> [Problem details]: Copy the listing below in full and skip every picture.

(Dataset rows)
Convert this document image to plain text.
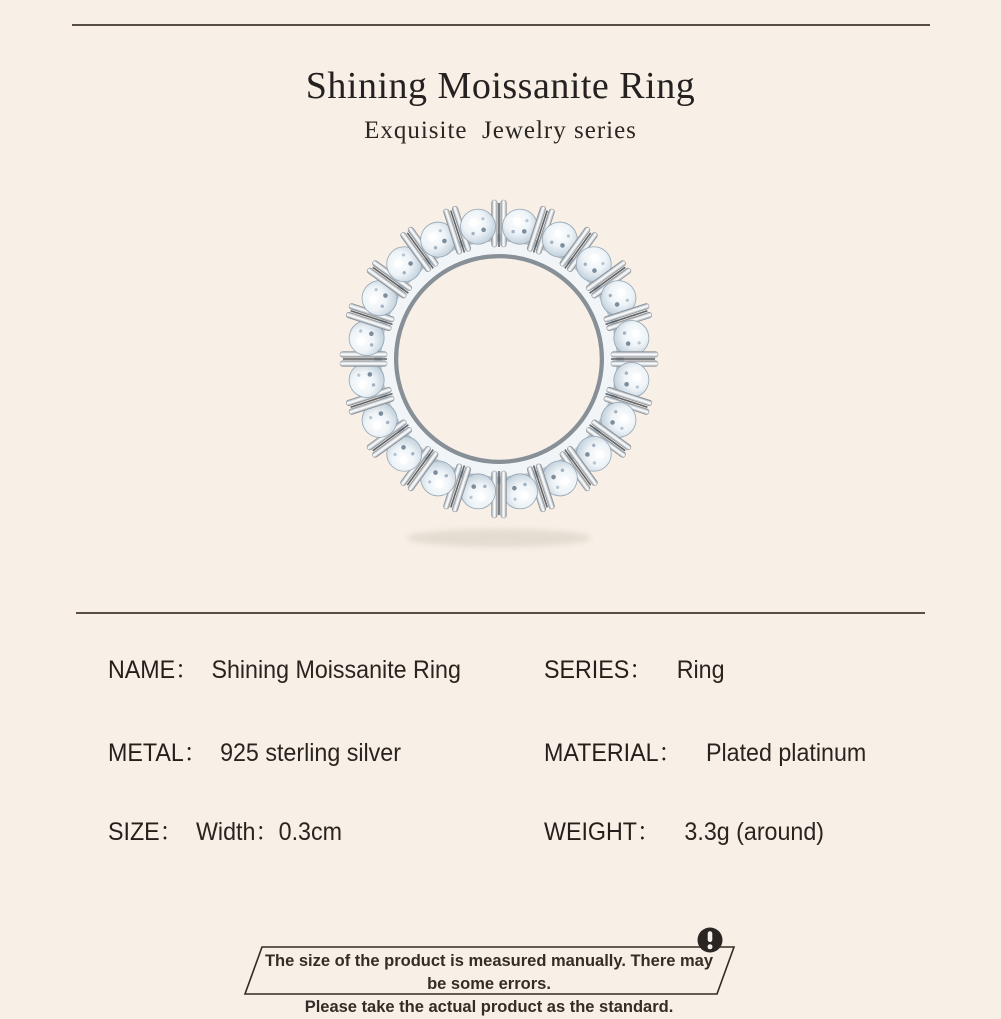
Shining Moissanite Ring
Exquisite  Jewelry series
NAME： Shining Moissanite Ring	SERIES： Ring
METAL： 925 sterling silver	MATERIAL： Plated platinum
SIZE： Width：0.3cm	WEIGHT： 3.3g (around)
The size of the product is measured manually. There may be some errors.
Please take the actual product as the standard.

> [Worked solution]:
Convert this document image to plain text.
Shining Moissanite Ring
Exquisite  Jewelry series
NAME： Shining Moissanite Ring	SERIES： Ring
METAL： 925 sterling silver	MATERIAL： Plated platinum
SIZE： Width：0.3cm	WEIGHT： 3.3g (around)
The size of the product is measured manually. There may be some errors.
Please take the actual product as the standard.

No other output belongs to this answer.